### Problem description
Search the records that follow and extract every line containing the string "diversity".

— Start of Material supplied —

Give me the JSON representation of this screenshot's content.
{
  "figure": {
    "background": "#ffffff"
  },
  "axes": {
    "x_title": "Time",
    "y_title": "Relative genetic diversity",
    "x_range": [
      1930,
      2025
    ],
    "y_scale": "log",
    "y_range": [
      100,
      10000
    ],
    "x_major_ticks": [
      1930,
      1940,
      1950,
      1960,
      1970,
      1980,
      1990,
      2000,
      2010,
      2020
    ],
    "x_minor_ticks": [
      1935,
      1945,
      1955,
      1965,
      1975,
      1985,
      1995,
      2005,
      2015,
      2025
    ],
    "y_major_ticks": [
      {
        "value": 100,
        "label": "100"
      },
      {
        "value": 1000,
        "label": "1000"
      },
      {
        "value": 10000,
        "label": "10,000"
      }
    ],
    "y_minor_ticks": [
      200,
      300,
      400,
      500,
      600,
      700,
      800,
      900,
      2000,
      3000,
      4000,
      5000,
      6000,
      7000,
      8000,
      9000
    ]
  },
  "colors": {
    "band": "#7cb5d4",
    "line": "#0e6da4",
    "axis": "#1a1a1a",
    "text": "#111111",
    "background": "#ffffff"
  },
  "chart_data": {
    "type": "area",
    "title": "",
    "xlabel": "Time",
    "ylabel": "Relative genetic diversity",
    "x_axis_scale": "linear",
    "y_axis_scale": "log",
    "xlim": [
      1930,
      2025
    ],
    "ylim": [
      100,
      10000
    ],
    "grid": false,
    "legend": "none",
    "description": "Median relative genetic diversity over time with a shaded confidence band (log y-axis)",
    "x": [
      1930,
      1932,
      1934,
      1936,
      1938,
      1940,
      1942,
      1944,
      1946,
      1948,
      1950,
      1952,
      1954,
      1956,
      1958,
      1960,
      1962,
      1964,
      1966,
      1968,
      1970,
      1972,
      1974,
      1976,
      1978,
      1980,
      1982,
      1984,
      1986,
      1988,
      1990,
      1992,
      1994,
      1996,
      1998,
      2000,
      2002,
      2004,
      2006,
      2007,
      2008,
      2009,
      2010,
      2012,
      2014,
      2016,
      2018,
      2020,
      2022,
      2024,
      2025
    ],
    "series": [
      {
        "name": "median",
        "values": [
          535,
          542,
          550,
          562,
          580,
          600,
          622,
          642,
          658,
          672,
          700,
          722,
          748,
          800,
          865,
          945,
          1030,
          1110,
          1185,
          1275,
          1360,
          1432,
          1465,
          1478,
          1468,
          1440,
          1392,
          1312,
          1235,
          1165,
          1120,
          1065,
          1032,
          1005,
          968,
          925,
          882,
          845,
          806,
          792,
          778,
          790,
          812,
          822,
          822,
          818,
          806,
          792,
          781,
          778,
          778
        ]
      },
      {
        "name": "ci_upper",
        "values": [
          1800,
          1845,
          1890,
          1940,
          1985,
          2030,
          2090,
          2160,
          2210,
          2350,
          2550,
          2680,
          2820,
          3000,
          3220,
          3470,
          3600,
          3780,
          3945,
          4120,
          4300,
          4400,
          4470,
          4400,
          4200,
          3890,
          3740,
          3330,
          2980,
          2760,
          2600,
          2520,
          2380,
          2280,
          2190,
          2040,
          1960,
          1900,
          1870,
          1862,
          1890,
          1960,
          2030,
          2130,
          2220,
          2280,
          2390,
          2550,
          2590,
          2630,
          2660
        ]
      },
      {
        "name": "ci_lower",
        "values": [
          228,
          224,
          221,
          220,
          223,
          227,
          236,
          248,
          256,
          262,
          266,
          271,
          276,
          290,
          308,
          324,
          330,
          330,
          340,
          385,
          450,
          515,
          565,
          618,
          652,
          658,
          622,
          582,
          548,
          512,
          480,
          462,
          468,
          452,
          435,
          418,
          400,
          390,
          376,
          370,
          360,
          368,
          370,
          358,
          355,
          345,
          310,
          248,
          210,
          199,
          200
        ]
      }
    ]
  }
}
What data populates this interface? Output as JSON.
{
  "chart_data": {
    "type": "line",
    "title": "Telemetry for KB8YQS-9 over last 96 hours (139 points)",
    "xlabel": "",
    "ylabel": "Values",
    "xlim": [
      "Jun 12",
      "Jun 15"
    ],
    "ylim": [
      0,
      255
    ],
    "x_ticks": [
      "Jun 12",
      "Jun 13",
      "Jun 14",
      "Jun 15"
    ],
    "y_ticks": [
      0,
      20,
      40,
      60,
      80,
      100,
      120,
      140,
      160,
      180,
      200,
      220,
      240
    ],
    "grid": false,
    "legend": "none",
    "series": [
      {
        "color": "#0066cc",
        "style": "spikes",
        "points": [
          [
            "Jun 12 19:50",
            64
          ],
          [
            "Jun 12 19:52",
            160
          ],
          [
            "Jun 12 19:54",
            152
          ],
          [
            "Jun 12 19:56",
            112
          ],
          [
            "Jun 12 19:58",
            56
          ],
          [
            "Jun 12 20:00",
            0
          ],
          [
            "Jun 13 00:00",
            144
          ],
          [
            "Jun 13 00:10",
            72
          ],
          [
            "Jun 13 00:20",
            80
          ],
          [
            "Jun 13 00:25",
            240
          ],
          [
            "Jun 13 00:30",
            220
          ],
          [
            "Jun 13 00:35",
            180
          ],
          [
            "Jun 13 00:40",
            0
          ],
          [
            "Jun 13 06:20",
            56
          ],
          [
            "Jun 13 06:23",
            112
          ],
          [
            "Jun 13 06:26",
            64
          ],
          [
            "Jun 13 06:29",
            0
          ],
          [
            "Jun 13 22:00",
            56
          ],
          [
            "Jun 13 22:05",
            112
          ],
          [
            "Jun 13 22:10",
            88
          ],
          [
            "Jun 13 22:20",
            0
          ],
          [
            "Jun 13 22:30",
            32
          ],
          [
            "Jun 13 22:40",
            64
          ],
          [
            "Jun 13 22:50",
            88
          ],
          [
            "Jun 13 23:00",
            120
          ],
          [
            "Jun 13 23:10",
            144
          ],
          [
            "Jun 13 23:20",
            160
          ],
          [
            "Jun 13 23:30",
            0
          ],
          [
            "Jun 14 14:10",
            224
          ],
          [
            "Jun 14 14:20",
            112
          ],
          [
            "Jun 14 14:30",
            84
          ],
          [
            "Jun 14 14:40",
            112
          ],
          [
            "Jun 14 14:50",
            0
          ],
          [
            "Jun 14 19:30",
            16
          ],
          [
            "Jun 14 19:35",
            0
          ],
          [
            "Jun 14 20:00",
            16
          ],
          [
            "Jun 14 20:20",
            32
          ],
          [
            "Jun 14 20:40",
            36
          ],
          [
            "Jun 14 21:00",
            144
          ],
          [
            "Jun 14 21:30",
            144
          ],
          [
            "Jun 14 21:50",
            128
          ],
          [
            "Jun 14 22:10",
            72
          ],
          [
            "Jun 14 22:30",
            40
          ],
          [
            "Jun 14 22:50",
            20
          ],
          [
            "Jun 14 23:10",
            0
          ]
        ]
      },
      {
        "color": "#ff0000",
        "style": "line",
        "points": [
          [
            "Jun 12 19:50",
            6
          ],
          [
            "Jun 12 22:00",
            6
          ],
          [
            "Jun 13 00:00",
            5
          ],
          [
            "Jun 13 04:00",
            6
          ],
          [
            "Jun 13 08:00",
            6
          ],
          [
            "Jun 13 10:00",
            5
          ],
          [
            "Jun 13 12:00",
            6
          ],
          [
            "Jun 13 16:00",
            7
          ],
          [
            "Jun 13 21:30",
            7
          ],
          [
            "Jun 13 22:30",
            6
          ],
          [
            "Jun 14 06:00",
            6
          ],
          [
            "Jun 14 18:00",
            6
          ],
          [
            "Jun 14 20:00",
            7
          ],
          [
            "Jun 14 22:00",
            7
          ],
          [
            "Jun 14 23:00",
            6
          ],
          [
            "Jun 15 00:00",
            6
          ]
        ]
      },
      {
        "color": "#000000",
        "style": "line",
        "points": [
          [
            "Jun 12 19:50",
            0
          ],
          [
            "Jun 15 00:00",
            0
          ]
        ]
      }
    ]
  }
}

— End of Material supplied —

### Solution
    "y_title": "Relative genetic diversity",
    "ylabel": "Relative genetic diversity",
    "description": "Median relative genetic diversity over time with a shaded confidence band (log y-axis)",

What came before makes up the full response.